---------- Material provided

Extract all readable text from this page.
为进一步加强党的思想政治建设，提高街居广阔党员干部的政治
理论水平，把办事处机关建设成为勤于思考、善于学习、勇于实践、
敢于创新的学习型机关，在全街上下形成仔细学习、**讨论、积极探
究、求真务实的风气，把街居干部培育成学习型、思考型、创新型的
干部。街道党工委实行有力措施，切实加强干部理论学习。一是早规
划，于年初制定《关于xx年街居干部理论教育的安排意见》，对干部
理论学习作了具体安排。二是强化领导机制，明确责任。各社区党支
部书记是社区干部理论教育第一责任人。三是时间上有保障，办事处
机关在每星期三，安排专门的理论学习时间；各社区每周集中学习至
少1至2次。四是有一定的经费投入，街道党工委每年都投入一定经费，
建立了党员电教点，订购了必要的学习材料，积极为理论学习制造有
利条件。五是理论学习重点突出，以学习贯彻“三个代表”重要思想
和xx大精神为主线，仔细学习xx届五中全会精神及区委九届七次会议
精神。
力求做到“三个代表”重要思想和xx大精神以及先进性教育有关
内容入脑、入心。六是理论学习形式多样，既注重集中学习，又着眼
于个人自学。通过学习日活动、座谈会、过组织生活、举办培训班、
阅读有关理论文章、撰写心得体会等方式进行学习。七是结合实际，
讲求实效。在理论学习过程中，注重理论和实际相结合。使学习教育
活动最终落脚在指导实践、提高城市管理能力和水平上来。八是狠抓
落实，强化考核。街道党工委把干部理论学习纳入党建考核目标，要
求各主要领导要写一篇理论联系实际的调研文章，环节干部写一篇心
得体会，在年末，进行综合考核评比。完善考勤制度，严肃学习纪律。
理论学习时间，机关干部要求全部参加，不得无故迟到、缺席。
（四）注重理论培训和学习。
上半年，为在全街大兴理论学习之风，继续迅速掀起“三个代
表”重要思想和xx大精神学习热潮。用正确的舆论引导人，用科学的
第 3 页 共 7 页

--------------------

• _Task details_:
Print the records above in full, exactly.

• _Correct output_:
Extract all readable text from this page.
为进一步加强党的思想政治建设，提高街居广阔党员干部的政治
理论水平，把办事处机关建设成为勤于思考、善于学习、勇于实践、
敢于创新的学习型机关，在全街上下形成仔细学习、**讨论、积极探
究、求真务实的风气，把街居干部培育成学习型、思考型、创新型的
干部。街道党工委实行有力措施，切实加强干部理论学习。一是早规
划，于年初制定《关于xx年街居干部理论教育的安排意见》，对干部
理论学习作了具体安排。二是强化领导机制，明确责任。各社区党支
部书记是社区干部理论教育第一责任人。三是时间上有保障，办事处
机关在每星期三，安排专门的理论学习时间；各社区每周集中学习至
少1至2次。四是有一定的经费投入，街道党工委每年都投入一定经费，
建立了党员电教点，订购了必要的学习材料，积极为理论学习制造有
利条件。五是理论学习重点突出，以学习贯彻“三个代表”重要思想
和xx大精神为主线，仔细学习xx届五中全会精神及区委九届七次会议
精神。
力求做到“三个代表”重要思想和xx大精神以及先进性教育有关
内容入脑、入心。六是理论学习形式多样，既注重集中学习，又着眼
于个人自学。通过学习日活动、座谈会、过组织生活、举办培训班、
阅读有关理论文章、撰写心得体会等方式进行学习。七是结合实际，
讲求实效。在理论学习过程中，注重理论和实际相结合。使学习教育
活动最终落脚在指导实践、提高城市管理能力和水平上来。八是狠抓
落实，强化考核。街道党工委把干部理论学习纳入党建考核目标，要
求各主要领导要写一篇理论联系实际的调研文章，环节干部写一篇心
得体会，在年末，进行综合考核评比。完善考勤制度，严肃学习纪律。
理论学习时间，机关干部要求全部参加，不得无故迟到、缺席。
（四）注重理论培训和学习。
上半年，为在全街大兴理论学习之风，继续迅速掀起“三个代
表”重要思想和xx大精神学习热潮。用正确的舆论引导人，用科学的
第 3 页 共 7 页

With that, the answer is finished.